--- Start of PROVIDED ENTRIES ---

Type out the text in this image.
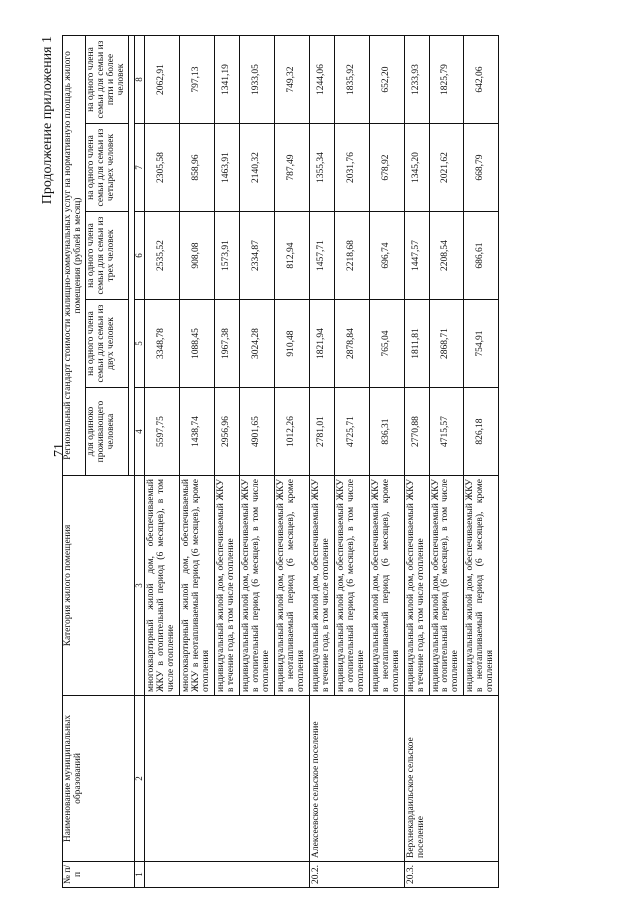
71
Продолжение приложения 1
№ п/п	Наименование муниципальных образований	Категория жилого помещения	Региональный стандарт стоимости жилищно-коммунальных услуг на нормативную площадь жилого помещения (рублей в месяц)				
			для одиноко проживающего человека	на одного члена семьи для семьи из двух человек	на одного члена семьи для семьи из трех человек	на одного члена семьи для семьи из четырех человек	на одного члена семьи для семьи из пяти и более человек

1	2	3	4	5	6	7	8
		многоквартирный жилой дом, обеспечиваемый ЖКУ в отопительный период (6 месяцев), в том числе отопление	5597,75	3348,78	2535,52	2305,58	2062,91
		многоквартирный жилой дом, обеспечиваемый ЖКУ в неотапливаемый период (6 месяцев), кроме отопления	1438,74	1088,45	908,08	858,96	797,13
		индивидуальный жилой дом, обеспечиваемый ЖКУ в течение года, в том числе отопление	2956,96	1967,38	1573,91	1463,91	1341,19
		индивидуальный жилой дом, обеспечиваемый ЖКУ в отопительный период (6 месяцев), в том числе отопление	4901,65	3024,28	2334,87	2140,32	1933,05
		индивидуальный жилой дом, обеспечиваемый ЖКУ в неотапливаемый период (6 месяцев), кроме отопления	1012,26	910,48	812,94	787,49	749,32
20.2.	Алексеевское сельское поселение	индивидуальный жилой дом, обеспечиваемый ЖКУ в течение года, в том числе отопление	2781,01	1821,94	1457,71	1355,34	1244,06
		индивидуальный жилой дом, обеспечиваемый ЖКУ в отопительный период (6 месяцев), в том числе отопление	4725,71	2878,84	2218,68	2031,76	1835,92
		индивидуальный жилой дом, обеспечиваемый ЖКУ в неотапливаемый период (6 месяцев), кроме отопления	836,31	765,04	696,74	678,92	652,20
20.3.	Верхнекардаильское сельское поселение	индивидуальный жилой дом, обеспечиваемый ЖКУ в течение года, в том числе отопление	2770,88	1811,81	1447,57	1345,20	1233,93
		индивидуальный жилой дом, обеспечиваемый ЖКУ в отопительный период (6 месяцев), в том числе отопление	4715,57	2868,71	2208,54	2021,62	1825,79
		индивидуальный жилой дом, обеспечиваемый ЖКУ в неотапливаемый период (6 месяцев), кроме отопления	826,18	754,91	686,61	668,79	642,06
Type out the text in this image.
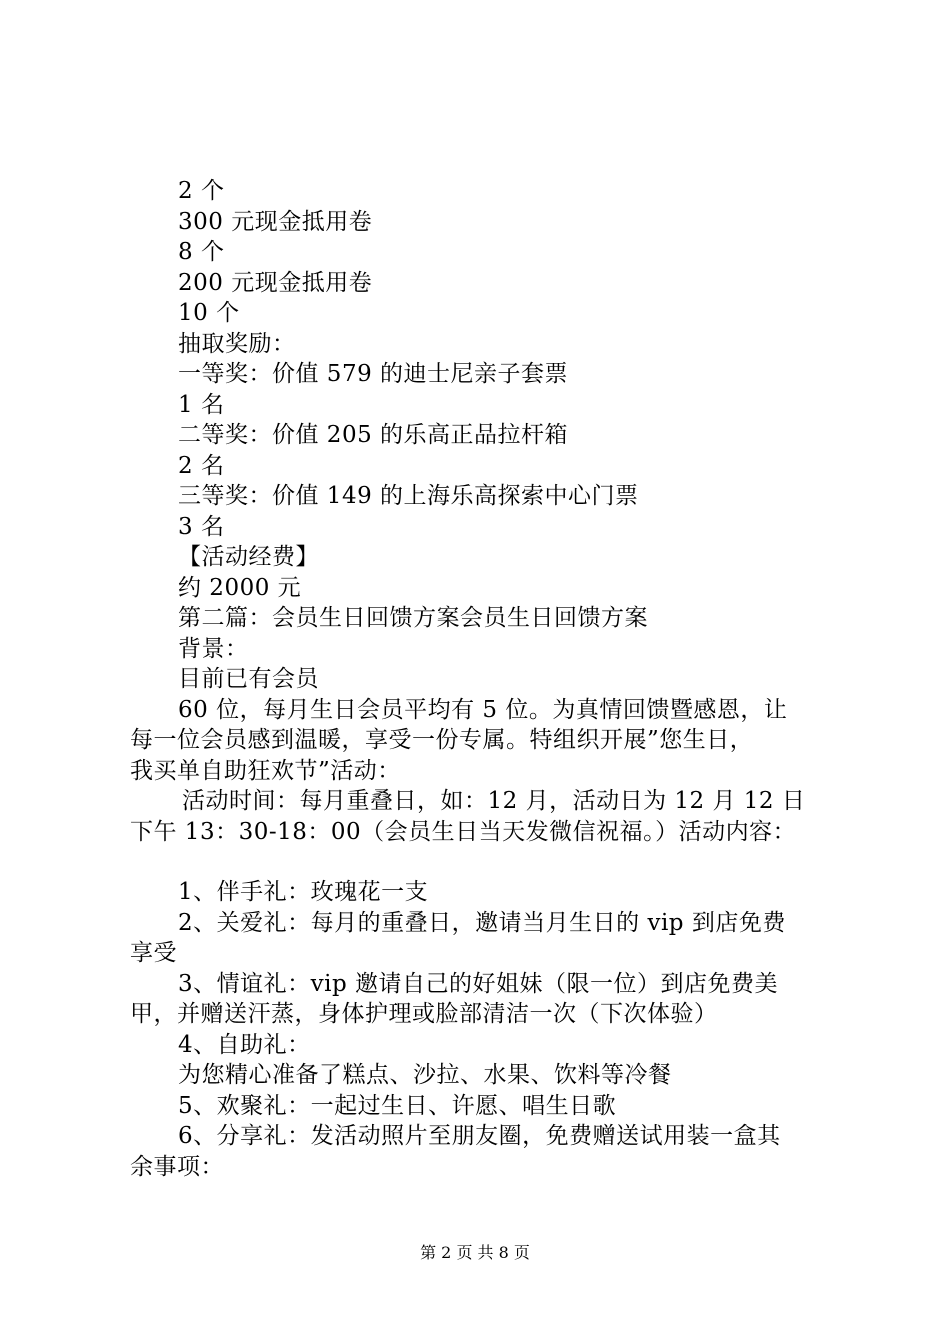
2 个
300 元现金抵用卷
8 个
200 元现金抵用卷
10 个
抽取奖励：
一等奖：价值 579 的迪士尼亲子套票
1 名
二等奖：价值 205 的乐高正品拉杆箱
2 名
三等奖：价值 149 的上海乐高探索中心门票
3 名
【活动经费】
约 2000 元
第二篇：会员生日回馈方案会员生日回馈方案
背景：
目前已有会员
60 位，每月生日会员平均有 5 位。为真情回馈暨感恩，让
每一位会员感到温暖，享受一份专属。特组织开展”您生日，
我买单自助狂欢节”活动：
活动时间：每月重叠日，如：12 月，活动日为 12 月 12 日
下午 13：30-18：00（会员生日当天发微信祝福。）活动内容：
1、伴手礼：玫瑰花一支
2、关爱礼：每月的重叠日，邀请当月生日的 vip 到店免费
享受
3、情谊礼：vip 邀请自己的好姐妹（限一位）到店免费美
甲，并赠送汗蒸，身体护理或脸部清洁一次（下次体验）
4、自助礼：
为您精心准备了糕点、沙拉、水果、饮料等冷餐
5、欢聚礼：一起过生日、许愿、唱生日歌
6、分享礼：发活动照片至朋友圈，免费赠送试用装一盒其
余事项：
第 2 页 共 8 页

--- End of PROVIDED ENTRIES ---

**STATED EXERCISE**
Print each line of the material above exactly, with the pictures removed from your copy.

**RESPONSE TO THE TASK**
Type out the text in this image.
71
Продолжение приложения 1
№ п/п	Наименование муниципальных образований	Категория жилого помещения	Региональный стандарт стоимости жилищно-коммунальных услуг на нормативную площадь жилого помещения (рублей в месяц)				
			для одиноко проживающего человека	на одного члена семьи для семьи из двух человек	на одного члена семьи для семьи из трех человек	на одного члена семьи для семьи из четырех человек	на одного члена семьи для семьи из пяти и более человек

1	2	3	4	5	6	7	8
		многоквартирный жилой дом, обеспечиваемый ЖКУ в отопительный период (6 месяцев), в том числе отопление	5597,75	3348,78	2535,52	2305,58	2062,91
		многоквартирный жилой дом, обеспечиваемый ЖКУ в неотапливаемый период (6 месяцев), кроме отопления	1438,74	1088,45	908,08	858,96	797,13
		индивидуальный жилой дом, обеспечиваемый ЖКУ в течение года, в том числе отопление	2956,96	1967,38	1573,91	1463,91	1341,19
		индивидуальный жилой дом, обеспечиваемый ЖКУ в отопительный период (6 месяцев), в том числе отопление	4901,65	3024,28	2334,87	2140,32	1933,05
		индивидуальный жилой дом, обеспечиваемый ЖКУ в неотапливаемый период (6 месяцев), кроме отопления	1012,26	910,48	812,94	787,49	749,32
20.2.	Алексеевское сельское поселение	индивидуальный жилой дом, обеспечиваемый ЖКУ в течение года, в том числе отопление	2781,01	1821,94	1457,71	1355,34	1244,06
		индивидуальный жилой дом, обеспечиваемый ЖКУ в отопительный период (6 месяцев), в том числе отопление	4725,71	2878,84	2218,68	2031,76	1835,92
		индивидуальный жилой дом, обеспечиваемый ЖКУ в неотапливаемый период (6 месяцев), кроме отопления	836,31	765,04	696,74	678,92	652,20
20.3.	Верхнекардаильское сельское поселение	индивидуальный жилой дом, обеспечиваемый ЖКУ в течение года, в том числе отопление	2770,88	1811,81	1447,57	1345,20	1233,93
		индивидуальный жилой дом, обеспечиваемый ЖКУ в отопительный период (6 месяцев), в том числе отопление	4715,57	2868,71	2208,54	2021,62	1825,79
		индивидуальный жилой дом, обеспечиваемый ЖКУ в неотапливаемый период (6 месяцев), кроме отопления	826,18	754,91	686,61	668,79	642,06
Type out the text in this image.
2 个
300 元现金抵用卷
8 个
200 元现金抵用卷
10 个
抽取奖励：
一等奖：价值 579 的迪士尼亲子套票
1 名
二等奖：价值 205 的乐高正品拉杆箱
2 名
三等奖：价值 149 的上海乐高探索中心门票
3 名
【活动经费】
约 2000 元
第二篇：会员生日回馈方案会员生日回馈方案
背景：
目前已有会员
60 位，每月生日会员平均有 5 位。为真情回馈暨感恩，让
每一位会员感到温暖，享受一份专属。特组织开展”您生日，
我买单自助狂欢节”活动：
活动时间：每月重叠日，如：12 月，活动日为 12 月 12 日
下午 13：30-18：00（会员生日当天发微信祝福。）活动内容：
1、伴手礼：玫瑰花一支
2、关爱礼：每月的重叠日，邀请当月生日的 vip 到店免费
享受
3、情谊礼：vip 邀请自己的好姐妹（限一位）到店免费美
甲，并赠送汗蒸，身体护理或脸部清洁一次（下次体验）
4、自助礼：
为您精心准备了糕点、沙拉、水果、饮料等冷餐
5、欢聚礼：一起过生日、许愿、唱生日歌
6、分享礼：发活动照片至朋友圈，免费赠送试用装一盒其
余事项：
第 2 页 共 8 页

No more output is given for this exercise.